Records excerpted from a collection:
◆ ◆ ◆ ◆
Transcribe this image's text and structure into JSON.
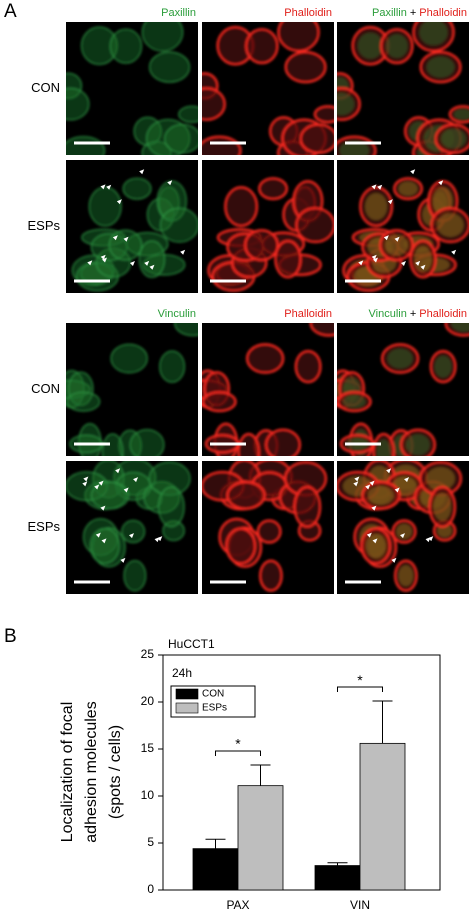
{
  "panel_labels": [
    "A",
    "B"
  ],
  "panel_a": {
    "blocks": [
      {
        "headers": [
          [
            "Paxillin"
          ],
          [
            "Phalloidin"
          ],
          [
            "Paxillin",
            "+",
            "Phalloidin"
          ]
        ],
        "rows": [
          "CON",
          "ESPs"
        ]
      },
      {
        "headers": [
          [
            "Vinculin"
          ],
          [
            "Phalloidin"
          ],
          [
            "Vinculin",
            "+",
            "Phalloidin"
          ]
        ],
        "rows": [
          "CON",
          "ESPs"
        ]
      }
    ]
  },
  "chart_data": {
    "type": "bar",
    "title": "HuCCT1",
    "subtitle": "24h",
    "ylabel": [
      "Localization of focal",
      "adhesion molecules",
      "(spots / cells)"
    ],
    "categories": [
      "PAX",
      "VIN"
    ],
    "series": [
      {
        "name": "CON",
        "color": "#000000",
        "values": [
          4.4,
          2.6
        ],
        "errors": [
          1.0,
          0.3
        ]
      },
      {
        "name": "ESPs",
        "color": "#bebebe",
        "values": [
          11.1,
          15.6
        ],
        "errors": [
          2.2,
          4.5
        ]
      }
    ],
    "annotations": [
      "*",
      "*"
    ],
    "ylim": [
      0,
      25
    ],
    "yticks": [
      0,
      5,
      10,
      15,
      20,
      25
    ]
  }
}
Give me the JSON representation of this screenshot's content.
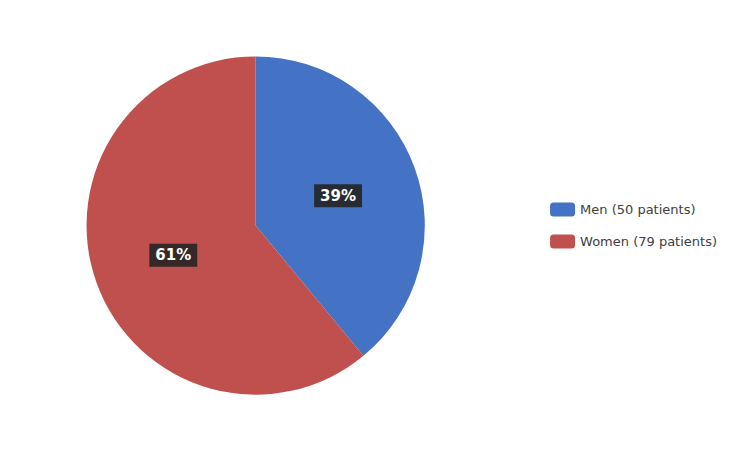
{
  "chart_data": {
    "type": "pie",
    "categories": [
      "Men (50 patients)",
      "Women (79 patients)"
    ],
    "values": [
      39,
      61
    ],
    "value_labels": [
      "39%",
      "61%"
    ],
    "colors": [
      "#4472C4",
      "#C0504D"
    ],
    "data_labels": true,
    "legend": "right"
  }
}
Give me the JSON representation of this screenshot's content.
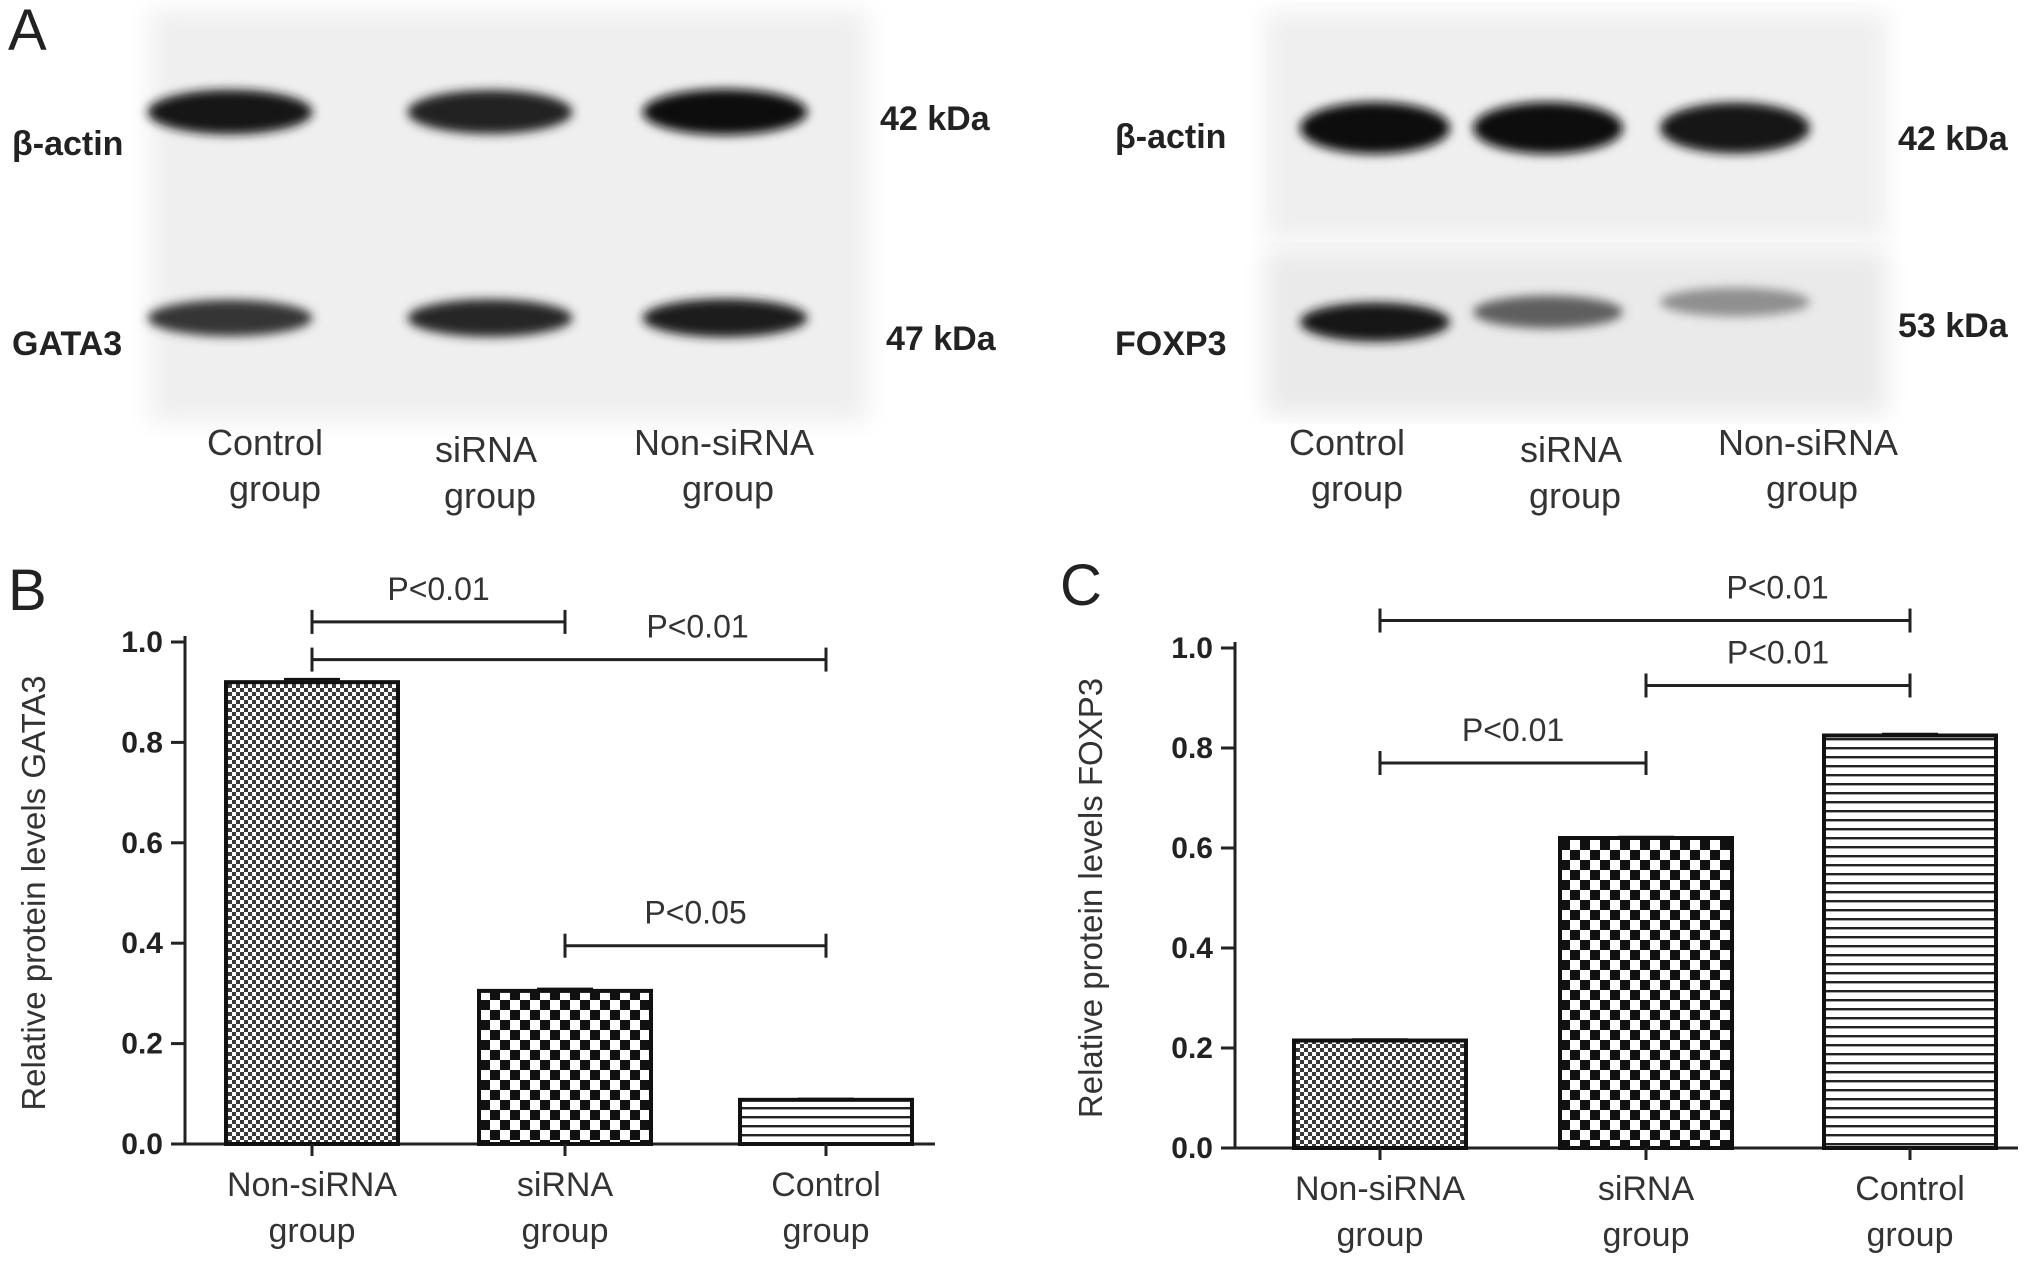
{
  "panel_letters": [
    "A",
    "B",
    "C"
  ],
  "blots": [
    {
      "rows": [
        {
          "protein": "β-actin",
          "size": "42 kDa",
          "intensity": [
            0.92,
            0.88,
            1.0
          ]
        },
        {
          "protein": "GATA3",
          "size": "47 kDa",
          "intensity": [
            0.78,
            0.85,
            0.9
          ]
        }
      ],
      "lanes": [
        [
          "Control",
          "group"
        ],
        [
          "siRNA",
          "group"
        ],
        [
          "Non-siRNA",
          "group"
        ]
      ]
    },
    {
      "rows": [
        {
          "protein": "β-actin",
          "size": "42 kDa",
          "intensity": [
            1.0,
            1.0,
            0.95
          ]
        },
        {
          "protein": "FOXP3",
          "size": "53 kDa",
          "intensity": [
            0.95,
            0.55,
            0.3
          ]
        }
      ],
      "lanes": [
        [
          "Control",
          "group"
        ],
        [
          "siRNA",
          "group"
        ],
        [
          "Non-siRNA",
          "group"
        ]
      ]
    }
  ],
  "chart_data": [
    {
      "type": "bar",
      "panel": "B",
      "categories": [
        [
          "Non-siRNA",
          "group"
        ],
        [
          "siRNA",
          "group"
        ],
        [
          "Control",
          "group"
        ]
      ],
      "values": [
        0.92,
        0.305,
        0.088
      ],
      "errors": [
        0.006,
        0.004,
        0.002
      ],
      "patterns": [
        "fine-check",
        "coarse-check",
        "h-stripes"
      ],
      "ylabel": "Relative protein levels  GATA3",
      "ylim": [
        0,
        1.0
      ],
      "yticks": [
        "0.0",
        "0.2",
        "0.4",
        "0.6",
        "0.8",
        "1.0"
      ],
      "significance": [
        {
          "from": 0,
          "to": 1,
          "label": "P<0.01",
          "y": 1.04
        },
        {
          "from": 0,
          "to": 2,
          "label": "P<0.01",
          "y": 0.965
        },
        {
          "from": 1,
          "to": 2,
          "label": "P<0.05",
          "y": 0.395
        }
      ]
    },
    {
      "type": "bar",
      "panel": "C",
      "categories": [
        [
          "Non-siRNA",
          "group"
        ],
        [
          "siRNA",
          "group"
        ],
        [
          "Control",
          "group"
        ]
      ],
      "values": [
        0.215,
        0.62,
        0.825
      ],
      "errors": [
        0.002,
        0.002,
        0.003
      ],
      "patterns": [
        "fine-check",
        "coarse-check",
        "h-stripes"
      ],
      "ylabel": "Relative protein levels  FOXP3",
      "ylim": [
        0,
        1.0
      ],
      "yticks": [
        "0.0",
        "0.2",
        "0.4",
        "0.6",
        "0.8",
        "1.0"
      ],
      "significance": [
        {
          "from": 0,
          "to": 2,
          "label": "P<0.01",
          "y": 1.055
        },
        {
          "from": 1,
          "to": 2,
          "label": "P<0.01",
          "y": 0.925
        },
        {
          "from": 0,
          "to": 1,
          "label": "P<0.01",
          "y": 0.77
        }
      ]
    }
  ]
}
◆ ◆ ◆ ◆
◆ **Assignment**
Output every entry verbatim but skip the pictures.

◆ **Exercise result**
Transcribe this image's text and structure into JSON.
{
  "panel_labels": [
    "A",
    "B"
  ],
  "panel_a": {
    "blocks": [
      {
        "headers": [
          [
            "Paxillin"
          ],
          [
            "Phalloidin"
          ],
          [
            "Paxillin",
            "+",
            "Phalloidin"
          ]
        ],
        "rows": [
          "CON",
          "ESPs"
        ]
      },
      {
        "headers": [
          [
            "Vinculin"
          ],
          [
            "Phalloidin"
          ],
          [
            "Vinculin",
            "+",
            "Phalloidin"
          ]
        ],
        "rows": [
          "CON",
          "ESPs"
        ]
      }
    ]
  },
  "chart_data": {
    "type": "bar",
    "title": "HuCCT1",
    "subtitle": "24h",
    "ylabel": [
      "Localization of focal",
      "adhesion molecules",
      "(spots / cells)"
    ],
    "categories": [
      "PAX",
      "VIN"
    ],
    "series": [
      {
        "name": "CON",
        "color": "#000000",
        "values": [
          4.4,
          2.6
        ],
        "errors": [
          1.0,
          0.3
        ]
      },
      {
        "name": "ESPs",
        "color": "#bebebe",
        "values": [
          11.1,
          15.6
        ],
        "errors": [
          2.2,
          4.5
        ]
      }
    ],
    "annotations": [
      "*",
      "*"
    ],
    "ylim": [
      0,
      25
    ],
    "yticks": [
      0,
      5,
      10,
      15,
      20,
      25
    ]
  }
}
Give me the JSON representation of this screenshot's content.
{
  "chart_data": {
    "type": "pie",
    "categories": [
      "Men (50 patients)",
      "Women (79 patients)"
    ],
    "values": [
      39,
      61
    ],
    "value_labels": [
      "39%",
      "61%"
    ],
    "colors": [
      "#4472C4",
      "#C0504D"
    ],
    "data_labels": true,
    "legend": "right"
  }
}
Give me the JSON representation of this screenshot's content.
{
  "panel_letters": [
    "A",
    "B",
    "C"
  ],
  "blots": [
    {
      "rows": [
        {
          "protein": "β-actin",
          "size": "42 kDa",
          "intensity": [
            0.92,
            0.88,
            1.0
          ]
        },
        {
          "protein": "GATA3",
          "size": "47 kDa",
          "intensity": [
            0.78,
            0.85,
            0.9
          ]
        }
      ],
      "lanes": [
        [
          "Control",
          "group"
        ],
        [
          "siRNA",
          "group"
        ],
        [
          "Non-siRNA",
          "group"
        ]
      ]
    },
    {
      "rows": [
        {
          "protein": "β-actin",
          "size": "42 kDa",
          "intensity": [
            1.0,
            1.0,
            0.95
          ]
        },
        {
          "protein": "FOXP3",
          "size": "53 kDa",
          "intensity": [
            0.95,
            0.55,
            0.3
          ]
        }
      ],
      "lanes": [
        [
          "Control",
          "group"
        ],
        [
          "siRNA",
          "group"
        ],
        [
          "Non-siRNA",
          "group"
        ]
      ]
    }
  ],
  "chart_data": [
    {
      "type": "bar",
      "panel": "B",
      "categories": [
        [
          "Non-siRNA",
          "group"
        ],
        [
          "siRNA",
          "group"
        ],
        [
          "Control",
          "group"
        ]
      ],
      "values": [
        0.92,
        0.305,
        0.088
      ],
      "errors": [
        0.006,
        0.004,
        0.002
      ],
      "patterns": [
        "fine-check",
        "coarse-check",
        "h-stripes"
      ],
      "ylabel": "Relative protein levels  GATA3",
      "ylim": [
        0,
        1.0
      ],
      "yticks": [
        "0.0",
        "0.2",
        "0.4",
        "0.6",
        "0.8",
        "1.0"
      ],
      "significance": [
        {
          "from": 0,
          "to": 1,
          "label": "P<0.01",
          "y": 1.04
        },
        {
          "from": 0,
          "to": 2,
          "label": "P<0.01",
          "y": 0.965
        },
        {
          "from": 1,
          "to": 2,
          "label": "P<0.05",
          "y": 0.395
        }
      ]
    },
    {
      "type": "bar",
      "panel": "C",
      "categories": [
        [
          "Non-siRNA",
          "group"
        ],
        [
          "siRNA",
          "group"
        ],
        [
          "Control",
          "group"
        ]
      ],
      "values": [
        0.215,
        0.62,
        0.825
      ],
      "errors": [
        0.002,
        0.002,
        0.003
      ],
      "patterns": [
        "fine-check",
        "coarse-check",
        "h-stripes"
      ],
      "ylabel": "Relative protein levels  FOXP3",
      "ylim": [
        0,
        1.0
      ],
      "yticks": [
        "0.0",
        "0.2",
        "0.4",
        "0.6",
        "0.8",
        "1.0"
      ],
      "significance": [
        {
          "from": 0,
          "to": 2,
          "label": "P<0.01",
          "y": 1.055
        },
        {
          "from": 1,
          "to": 2,
          "label": "P<0.01",
          "y": 0.925
        },
        {
          "from": 0,
          "to": 1,
          "label": "P<0.01",
          "y": 0.77
        }
      ]
    }
  ]
}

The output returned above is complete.